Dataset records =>

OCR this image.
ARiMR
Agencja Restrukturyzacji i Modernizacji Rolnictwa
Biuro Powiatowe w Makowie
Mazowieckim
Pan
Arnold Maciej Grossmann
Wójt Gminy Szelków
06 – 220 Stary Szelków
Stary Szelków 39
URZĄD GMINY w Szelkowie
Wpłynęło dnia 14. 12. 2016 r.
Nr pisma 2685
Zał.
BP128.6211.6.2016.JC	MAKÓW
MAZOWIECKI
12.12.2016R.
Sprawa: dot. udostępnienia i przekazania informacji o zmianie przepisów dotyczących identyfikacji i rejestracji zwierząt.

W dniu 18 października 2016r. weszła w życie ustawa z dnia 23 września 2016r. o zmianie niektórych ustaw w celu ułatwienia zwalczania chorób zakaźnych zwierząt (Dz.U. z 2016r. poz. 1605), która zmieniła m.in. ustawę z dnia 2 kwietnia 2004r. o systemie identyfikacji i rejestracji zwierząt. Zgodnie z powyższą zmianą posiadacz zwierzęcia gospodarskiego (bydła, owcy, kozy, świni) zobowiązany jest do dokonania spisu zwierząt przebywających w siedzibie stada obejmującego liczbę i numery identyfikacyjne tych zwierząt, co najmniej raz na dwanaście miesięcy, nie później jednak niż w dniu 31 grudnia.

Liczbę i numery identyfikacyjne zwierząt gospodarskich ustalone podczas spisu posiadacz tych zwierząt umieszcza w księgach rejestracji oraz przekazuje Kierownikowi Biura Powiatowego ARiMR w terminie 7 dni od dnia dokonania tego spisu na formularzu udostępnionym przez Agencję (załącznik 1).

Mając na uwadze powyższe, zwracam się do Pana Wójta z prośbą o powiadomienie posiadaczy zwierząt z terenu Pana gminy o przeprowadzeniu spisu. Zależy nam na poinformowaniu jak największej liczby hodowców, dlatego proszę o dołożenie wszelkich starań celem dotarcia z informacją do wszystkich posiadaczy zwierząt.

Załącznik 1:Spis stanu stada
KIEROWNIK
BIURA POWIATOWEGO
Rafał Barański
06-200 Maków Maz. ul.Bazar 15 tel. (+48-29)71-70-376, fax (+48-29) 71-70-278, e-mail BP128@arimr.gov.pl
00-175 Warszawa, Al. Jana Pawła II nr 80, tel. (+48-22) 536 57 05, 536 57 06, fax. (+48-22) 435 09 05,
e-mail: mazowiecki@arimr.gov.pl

Aim of the task =>
Write each line above out exactly.

Correct response =>
OCR this image.
ARiMR
Agencja Restrukturyzacji i Modernizacji Rolnictwa
Biuro Powiatowe w Makowie
Mazowieckim
Pan
Arnold Maciej Grossmann
Wójt Gminy Szelków
06 – 220 Stary Szelków
Stary Szelków 39
URZĄD GMINY w Szelkowie
Wpłynęło dnia 14. 12. 2016 r.
Nr pisma 2685
Zał.
BP128.6211.6.2016.JC	MAKÓW
MAZOWIECKI
12.12.2016R.
Sprawa: dot. udostępnienia i przekazania informacji o zmianie przepisów dotyczących identyfikacji i rejestracji zwierząt.

W dniu 18 października 2016r. weszła w życie ustawa z dnia 23 września 2016r. o zmianie niektórych ustaw w celu ułatwienia zwalczania chorób zakaźnych zwierząt (Dz.U. z 2016r. poz. 1605), która zmieniła m.in. ustawę z dnia 2 kwietnia 2004r. o systemie identyfikacji i rejestracji zwierząt. Zgodnie z powyższą zmianą posiadacz zwierzęcia gospodarskiego (bydła, owcy, kozy, świni) zobowiązany jest do dokonania spisu zwierząt przebywających w siedzibie stada obejmującego liczbę i numery identyfikacyjne tych zwierząt, co najmniej raz na dwanaście miesięcy, nie później jednak niż w dniu 31 grudnia.

Liczbę i numery identyfikacyjne zwierząt gospodarskich ustalone podczas spisu posiadacz tych zwierząt umieszcza w księgach rejestracji oraz przekazuje Kierownikowi Biura Powiatowego ARiMR w terminie 7 dni od dnia dokonania tego spisu na formularzu udostępnionym przez Agencję (załącznik 1).

Mając na uwadze powyższe, zwracam się do Pana Wójta z prośbą o powiadomienie posiadaczy zwierząt z terenu Pana gminy o przeprowadzeniu spisu. Zależy nam na poinformowaniu jak największej liczby hodowców, dlatego proszę o dołożenie wszelkich starań celem dotarcia z informacją do wszystkich posiadaczy zwierząt.

Załącznik 1:Spis stanu stada
KIEROWNIK
BIURA POWIATOWEGO
Rafał Barański
06-200 Maków Maz. ul.Bazar 15 tel. (+48-29)71-70-376, fax (+48-29) 71-70-278, e-mail BP128@arimr.gov.pl
00-175 Warszawa, Al. Jana Pawła II nr 80, tel. (+48-22) 536 57 05, 536 57 06, fax. (+48-22) 435 09 05,
e-mail: mazowiecki@arimr.gov.pl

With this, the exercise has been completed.